WHAT TO PRODUCE:
All records should be reproduced verbatim.

RECORDS FOR THIS EXERCISE:
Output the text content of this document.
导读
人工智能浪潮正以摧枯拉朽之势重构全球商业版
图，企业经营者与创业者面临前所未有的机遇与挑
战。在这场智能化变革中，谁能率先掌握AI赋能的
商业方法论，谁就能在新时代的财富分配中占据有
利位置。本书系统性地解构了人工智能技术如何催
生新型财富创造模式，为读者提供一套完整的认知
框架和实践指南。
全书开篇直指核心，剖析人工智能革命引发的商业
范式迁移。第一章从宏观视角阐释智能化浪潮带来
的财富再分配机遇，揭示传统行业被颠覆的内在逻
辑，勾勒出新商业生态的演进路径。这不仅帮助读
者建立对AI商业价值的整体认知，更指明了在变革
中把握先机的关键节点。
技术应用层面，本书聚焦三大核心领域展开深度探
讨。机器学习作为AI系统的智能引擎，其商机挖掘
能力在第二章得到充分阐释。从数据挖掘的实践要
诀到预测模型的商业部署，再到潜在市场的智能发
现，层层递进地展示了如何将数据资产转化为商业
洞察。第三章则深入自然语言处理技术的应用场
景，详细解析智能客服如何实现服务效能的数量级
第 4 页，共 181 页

TASK SOLUTION:
Output the text content of this document.
导读
人工智能浪潮正以摧枯拉朽之势重构全球商业版
图，企业经营者与创业者面临前所未有的机遇与挑
战。在这场智能化变革中，谁能率先掌握AI赋能的
商业方法论，谁就能在新时代的财富分配中占据有
利位置。本书系统性地解构了人工智能技术如何催
生新型财富创造模式，为读者提供一套完整的认知
框架和实践指南。
全书开篇直指核心，剖析人工智能革命引发的商业
范式迁移。第一章从宏观视角阐释智能化浪潮带来
的财富再分配机遇，揭示传统行业被颠覆的内在逻
辑，勾勒出新商业生态的演进路径。这不仅帮助读
者建立对AI商业价值的整体认知，更指明了在变革
中把握先机的关键节点。
技术应用层面，本书聚焦三大核心领域展开深度探
讨。机器学习作为AI系统的智能引擎，其商机挖掘
能力在第二章得到充分阐释。从数据挖掘的实践要
诀到预测模型的商业部署，再到潜在市场的智能发
现，层层递进地展示了如何将数据资产转化为商业
洞察。第三章则深入自然语言处理技术的应用场
景，详细解析智能客服如何实现服务效能的数量级
第 4 页，共 181 页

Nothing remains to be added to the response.